• [Problem] Repeat the passage of the thyroid nodule text between "The aim of this" and "volume is assessed.", inclusive, word for word.

• [Text provided]
The aim of this study was to investigate whether the maximum standardized uptake value (SUVmax) measured on fluorine-18 fluorodeoxyglucose positron emission tomography/computed tomography (18F-FDG PET/CT) could be used as the primary means of differential diagnosis of thyroid nodules when tumor volume is assessed.

Methods

We studied 192 patients who underwent preoperative 18F-FDG PET/CT followed by thyroidectomy. We evaluated the correlation between the volume of thyroid nodules, 18F-FDG uptake on visual analysis, and the mean SUVmax measured on 18F-FDG PET/CT.

Results

When stratified by tumor volume, the mean SUVmax was higher in malignant than in benign nodules in nodules ≥1 cm3 (p < 0.001). However, it did not differ between benign and malignant nodules smaller than 1 cm3. At a cut-off value of SUVmax of 6, the respective sensitivities of 18F-FDG PET/CT, ultrasonography, and fine needle aspiration cytology were 60.8, 96.4, and 99.1 %, and the respective specificities were 95.9, 98.2, and 96.8 %.

Conclusions

18F-FDG PET/CT is limited as a primary modality in the differential diagnosis of benign and malignant thyroid nodules because of its low sensitivity.

Background

Unlike normal tissue, malignant tumors are characterized by increased glycolysis, which leads to elevated glucose uptake. Fluorine-18 fluorodeoxyglucose positron emission tomography/computed tomography (18F-FDG PET/CT) makes use of this to aid the diagnosis and staging of various human malignancies.

• [Data]
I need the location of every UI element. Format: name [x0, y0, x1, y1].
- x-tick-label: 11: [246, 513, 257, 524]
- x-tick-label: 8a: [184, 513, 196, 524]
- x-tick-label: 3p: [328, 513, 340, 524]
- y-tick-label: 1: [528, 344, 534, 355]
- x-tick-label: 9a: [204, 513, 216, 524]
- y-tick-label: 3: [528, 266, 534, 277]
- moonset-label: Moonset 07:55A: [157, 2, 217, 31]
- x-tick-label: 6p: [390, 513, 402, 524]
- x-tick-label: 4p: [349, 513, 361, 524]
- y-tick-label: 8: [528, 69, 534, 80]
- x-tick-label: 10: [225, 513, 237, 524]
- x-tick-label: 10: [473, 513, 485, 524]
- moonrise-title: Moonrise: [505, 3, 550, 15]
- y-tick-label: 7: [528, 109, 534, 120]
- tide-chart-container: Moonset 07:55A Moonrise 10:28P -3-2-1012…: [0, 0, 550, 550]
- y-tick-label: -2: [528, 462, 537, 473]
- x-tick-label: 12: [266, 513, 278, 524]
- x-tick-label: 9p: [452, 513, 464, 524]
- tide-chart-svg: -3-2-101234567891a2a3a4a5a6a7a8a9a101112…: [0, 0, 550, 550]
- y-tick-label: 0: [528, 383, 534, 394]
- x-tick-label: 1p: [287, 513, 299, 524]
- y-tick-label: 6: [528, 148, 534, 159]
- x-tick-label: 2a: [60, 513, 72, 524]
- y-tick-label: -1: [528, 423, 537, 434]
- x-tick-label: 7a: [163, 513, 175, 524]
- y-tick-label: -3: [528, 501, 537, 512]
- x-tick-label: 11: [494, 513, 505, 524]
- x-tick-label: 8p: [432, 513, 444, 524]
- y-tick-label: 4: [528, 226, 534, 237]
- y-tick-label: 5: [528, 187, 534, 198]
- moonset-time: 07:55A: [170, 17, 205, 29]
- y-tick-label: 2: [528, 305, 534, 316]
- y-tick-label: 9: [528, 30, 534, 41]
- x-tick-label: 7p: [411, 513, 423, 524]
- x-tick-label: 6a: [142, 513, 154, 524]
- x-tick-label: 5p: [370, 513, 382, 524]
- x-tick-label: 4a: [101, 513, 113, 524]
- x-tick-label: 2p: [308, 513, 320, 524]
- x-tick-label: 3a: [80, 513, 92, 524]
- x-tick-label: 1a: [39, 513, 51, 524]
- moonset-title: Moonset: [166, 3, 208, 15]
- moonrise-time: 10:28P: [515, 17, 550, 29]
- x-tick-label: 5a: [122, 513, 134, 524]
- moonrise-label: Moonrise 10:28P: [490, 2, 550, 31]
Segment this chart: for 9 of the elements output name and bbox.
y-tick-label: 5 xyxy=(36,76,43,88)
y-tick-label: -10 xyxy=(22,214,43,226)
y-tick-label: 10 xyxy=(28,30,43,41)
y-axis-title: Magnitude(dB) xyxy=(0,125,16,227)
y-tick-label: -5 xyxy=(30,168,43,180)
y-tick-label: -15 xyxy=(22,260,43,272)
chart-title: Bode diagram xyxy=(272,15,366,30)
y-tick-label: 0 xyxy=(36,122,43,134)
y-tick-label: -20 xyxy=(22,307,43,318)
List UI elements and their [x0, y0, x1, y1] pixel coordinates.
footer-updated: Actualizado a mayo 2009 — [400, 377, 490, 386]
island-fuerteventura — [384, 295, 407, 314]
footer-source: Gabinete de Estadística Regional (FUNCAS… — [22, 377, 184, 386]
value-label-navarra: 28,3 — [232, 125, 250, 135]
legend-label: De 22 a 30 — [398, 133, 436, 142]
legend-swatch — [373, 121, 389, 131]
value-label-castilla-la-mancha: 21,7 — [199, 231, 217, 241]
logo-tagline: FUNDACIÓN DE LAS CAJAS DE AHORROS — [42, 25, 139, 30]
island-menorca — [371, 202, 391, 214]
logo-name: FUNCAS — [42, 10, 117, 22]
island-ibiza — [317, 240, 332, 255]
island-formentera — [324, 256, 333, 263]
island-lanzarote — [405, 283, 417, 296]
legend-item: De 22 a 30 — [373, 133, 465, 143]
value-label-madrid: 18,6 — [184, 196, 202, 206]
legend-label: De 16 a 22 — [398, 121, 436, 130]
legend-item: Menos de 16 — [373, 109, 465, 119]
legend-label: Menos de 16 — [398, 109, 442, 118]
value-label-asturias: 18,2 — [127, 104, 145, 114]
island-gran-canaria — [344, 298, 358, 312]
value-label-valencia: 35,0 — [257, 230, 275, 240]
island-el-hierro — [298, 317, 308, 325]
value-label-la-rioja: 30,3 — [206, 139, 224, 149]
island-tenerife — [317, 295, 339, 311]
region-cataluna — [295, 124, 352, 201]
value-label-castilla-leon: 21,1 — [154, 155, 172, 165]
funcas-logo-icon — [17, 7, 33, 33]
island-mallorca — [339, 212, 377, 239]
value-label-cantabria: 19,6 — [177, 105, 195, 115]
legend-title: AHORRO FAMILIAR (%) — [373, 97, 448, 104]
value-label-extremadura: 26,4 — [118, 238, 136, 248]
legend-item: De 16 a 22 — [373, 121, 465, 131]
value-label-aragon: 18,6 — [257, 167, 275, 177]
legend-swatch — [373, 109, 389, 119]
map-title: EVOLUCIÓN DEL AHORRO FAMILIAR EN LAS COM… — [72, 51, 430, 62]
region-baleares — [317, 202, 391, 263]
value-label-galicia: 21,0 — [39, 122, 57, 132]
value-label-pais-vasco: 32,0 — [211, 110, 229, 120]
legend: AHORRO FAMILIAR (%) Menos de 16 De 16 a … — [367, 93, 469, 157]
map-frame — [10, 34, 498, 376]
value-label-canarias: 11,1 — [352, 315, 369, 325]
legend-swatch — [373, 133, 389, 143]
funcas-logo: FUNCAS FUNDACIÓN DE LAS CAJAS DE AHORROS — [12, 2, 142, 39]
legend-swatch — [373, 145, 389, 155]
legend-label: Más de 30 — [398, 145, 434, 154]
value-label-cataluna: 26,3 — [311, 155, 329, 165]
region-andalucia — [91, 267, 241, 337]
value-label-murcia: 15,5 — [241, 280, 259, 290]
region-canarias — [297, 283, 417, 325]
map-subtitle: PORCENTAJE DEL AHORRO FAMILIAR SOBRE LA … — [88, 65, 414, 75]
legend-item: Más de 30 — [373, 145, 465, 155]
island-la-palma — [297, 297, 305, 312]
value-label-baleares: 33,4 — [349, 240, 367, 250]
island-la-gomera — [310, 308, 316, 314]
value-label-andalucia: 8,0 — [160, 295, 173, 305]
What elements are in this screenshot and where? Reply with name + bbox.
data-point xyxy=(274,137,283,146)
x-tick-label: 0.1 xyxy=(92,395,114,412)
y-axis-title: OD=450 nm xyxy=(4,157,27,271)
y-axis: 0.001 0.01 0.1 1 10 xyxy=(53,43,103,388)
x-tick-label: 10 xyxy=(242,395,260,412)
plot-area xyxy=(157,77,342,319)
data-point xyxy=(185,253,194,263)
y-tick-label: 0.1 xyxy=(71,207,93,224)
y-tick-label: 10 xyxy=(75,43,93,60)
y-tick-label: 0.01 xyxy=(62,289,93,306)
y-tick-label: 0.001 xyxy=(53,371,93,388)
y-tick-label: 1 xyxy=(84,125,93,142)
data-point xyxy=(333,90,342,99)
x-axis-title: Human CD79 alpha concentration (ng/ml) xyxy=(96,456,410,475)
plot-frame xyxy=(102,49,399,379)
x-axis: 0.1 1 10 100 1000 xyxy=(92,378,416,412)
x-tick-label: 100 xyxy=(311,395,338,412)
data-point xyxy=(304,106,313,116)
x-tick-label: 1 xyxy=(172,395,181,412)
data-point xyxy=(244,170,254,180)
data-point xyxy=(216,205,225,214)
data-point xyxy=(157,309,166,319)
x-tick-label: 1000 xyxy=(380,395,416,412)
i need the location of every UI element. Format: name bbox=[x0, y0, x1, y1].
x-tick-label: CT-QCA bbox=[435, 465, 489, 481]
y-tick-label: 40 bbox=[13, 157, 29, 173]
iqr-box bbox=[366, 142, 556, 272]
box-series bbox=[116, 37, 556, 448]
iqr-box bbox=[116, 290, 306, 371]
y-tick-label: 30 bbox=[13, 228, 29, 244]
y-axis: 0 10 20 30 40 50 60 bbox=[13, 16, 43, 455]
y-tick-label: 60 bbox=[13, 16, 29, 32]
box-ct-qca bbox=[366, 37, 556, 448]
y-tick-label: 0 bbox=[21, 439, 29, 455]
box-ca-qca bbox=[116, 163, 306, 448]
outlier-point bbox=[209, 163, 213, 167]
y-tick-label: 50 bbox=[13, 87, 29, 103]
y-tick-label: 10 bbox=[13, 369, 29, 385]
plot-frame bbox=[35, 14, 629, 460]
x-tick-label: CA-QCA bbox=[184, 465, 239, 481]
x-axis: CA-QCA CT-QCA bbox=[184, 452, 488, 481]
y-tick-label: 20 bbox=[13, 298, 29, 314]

• [Task result]
The aim of this study was to investigate whether the maximum standardized uptake value (SUVmax) measured on fluorine-18 fluorodeoxyglucose positron emission tomography/computed tomography (18F-FDG PET/CT) could be used as the primary means of differential diagnosis of thyroid nodules when tumor volume is assessed.